_Work required:_ Filter the records below down to lines containing "következők".

___ Given entries

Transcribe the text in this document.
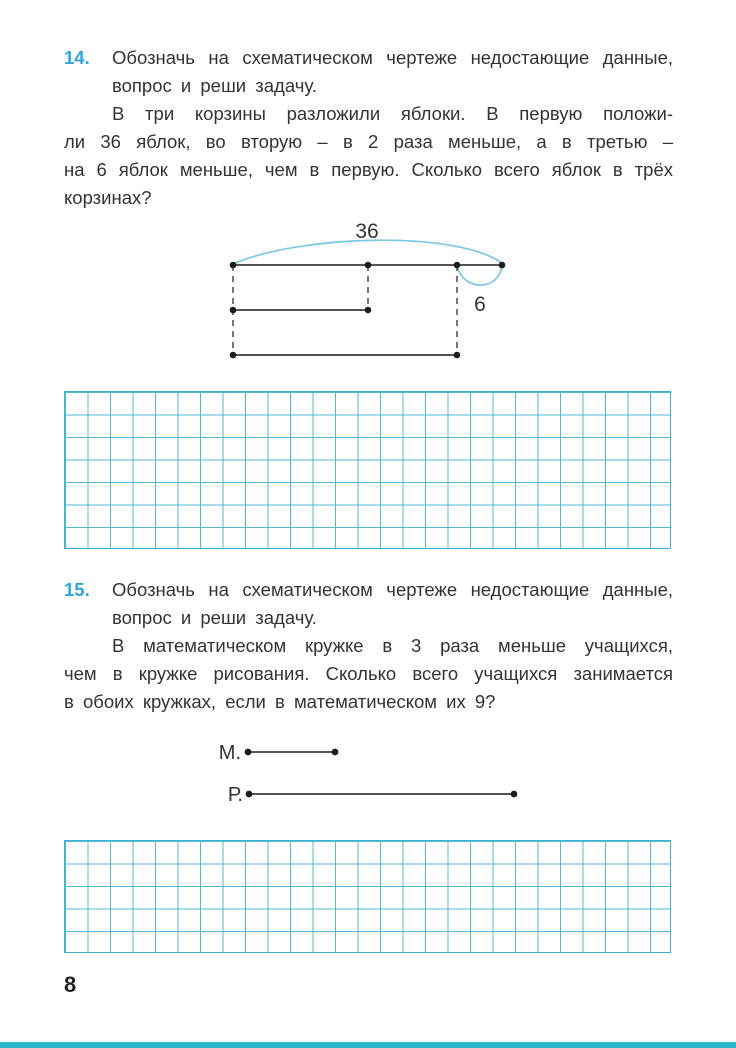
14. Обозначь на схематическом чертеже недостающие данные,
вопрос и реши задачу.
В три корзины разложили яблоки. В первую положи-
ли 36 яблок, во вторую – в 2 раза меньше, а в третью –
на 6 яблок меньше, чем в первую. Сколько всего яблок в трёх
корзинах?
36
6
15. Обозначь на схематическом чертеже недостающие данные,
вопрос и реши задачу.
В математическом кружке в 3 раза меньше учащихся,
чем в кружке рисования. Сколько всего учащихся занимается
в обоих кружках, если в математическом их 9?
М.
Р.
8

______
___ Given entries

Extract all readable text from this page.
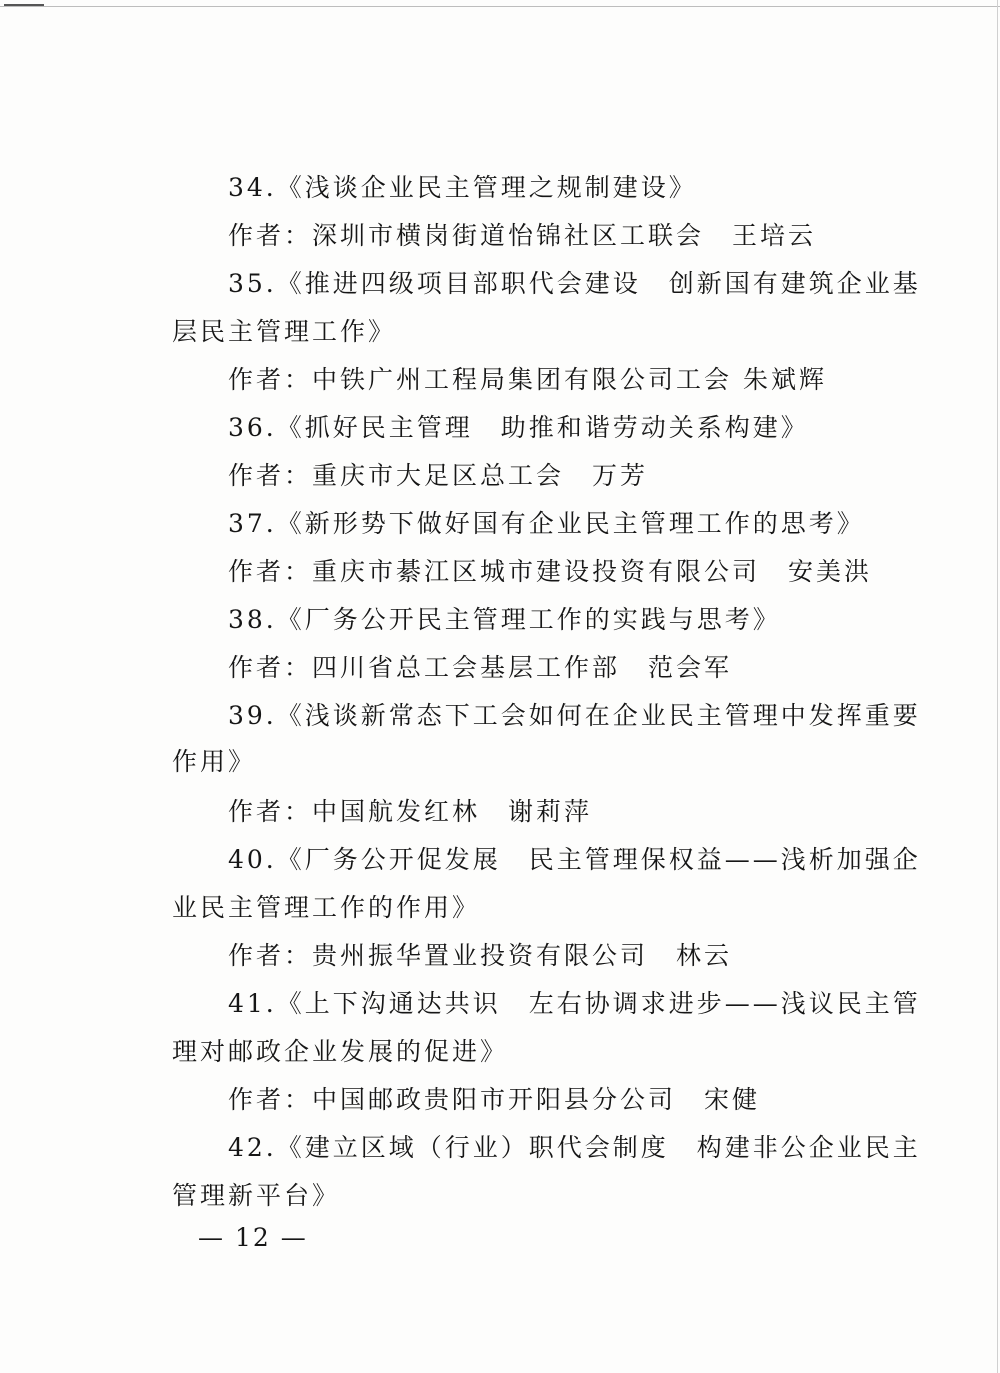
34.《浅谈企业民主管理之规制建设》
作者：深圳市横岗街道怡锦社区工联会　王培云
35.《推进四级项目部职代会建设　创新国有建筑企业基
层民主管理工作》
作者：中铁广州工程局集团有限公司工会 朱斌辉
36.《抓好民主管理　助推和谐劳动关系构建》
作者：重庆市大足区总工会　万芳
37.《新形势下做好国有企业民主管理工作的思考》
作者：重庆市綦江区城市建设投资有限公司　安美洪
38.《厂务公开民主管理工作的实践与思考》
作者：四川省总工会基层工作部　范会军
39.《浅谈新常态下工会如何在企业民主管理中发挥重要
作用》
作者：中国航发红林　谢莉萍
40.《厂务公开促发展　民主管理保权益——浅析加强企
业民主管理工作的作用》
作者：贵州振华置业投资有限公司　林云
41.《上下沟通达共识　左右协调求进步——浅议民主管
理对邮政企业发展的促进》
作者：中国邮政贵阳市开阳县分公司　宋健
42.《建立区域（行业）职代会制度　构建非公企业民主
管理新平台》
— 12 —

______
___ Given entries

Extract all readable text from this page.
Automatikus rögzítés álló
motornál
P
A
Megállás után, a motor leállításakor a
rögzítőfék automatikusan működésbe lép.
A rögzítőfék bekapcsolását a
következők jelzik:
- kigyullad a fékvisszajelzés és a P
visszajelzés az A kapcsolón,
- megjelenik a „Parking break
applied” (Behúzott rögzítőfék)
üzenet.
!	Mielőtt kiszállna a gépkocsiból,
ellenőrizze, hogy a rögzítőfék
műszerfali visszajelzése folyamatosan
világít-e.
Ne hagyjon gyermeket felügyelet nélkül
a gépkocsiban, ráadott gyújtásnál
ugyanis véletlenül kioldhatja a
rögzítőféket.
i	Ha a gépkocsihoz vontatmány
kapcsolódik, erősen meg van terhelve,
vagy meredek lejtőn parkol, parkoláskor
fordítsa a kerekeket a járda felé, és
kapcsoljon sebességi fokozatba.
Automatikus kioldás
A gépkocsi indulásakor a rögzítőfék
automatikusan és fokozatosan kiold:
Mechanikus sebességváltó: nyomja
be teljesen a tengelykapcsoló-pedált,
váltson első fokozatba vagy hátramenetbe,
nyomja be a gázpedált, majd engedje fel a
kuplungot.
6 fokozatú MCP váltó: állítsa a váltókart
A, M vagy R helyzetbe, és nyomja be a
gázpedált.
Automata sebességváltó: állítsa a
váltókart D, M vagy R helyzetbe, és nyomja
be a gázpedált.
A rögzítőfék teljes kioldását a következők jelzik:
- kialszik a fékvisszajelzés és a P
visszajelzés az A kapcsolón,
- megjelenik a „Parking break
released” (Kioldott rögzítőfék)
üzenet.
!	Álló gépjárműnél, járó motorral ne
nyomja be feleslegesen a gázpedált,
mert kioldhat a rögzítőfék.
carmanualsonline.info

______

_Solution for this problem:_
következők jelzik:
A rögzítőfék teljes kioldását a következők jelzik:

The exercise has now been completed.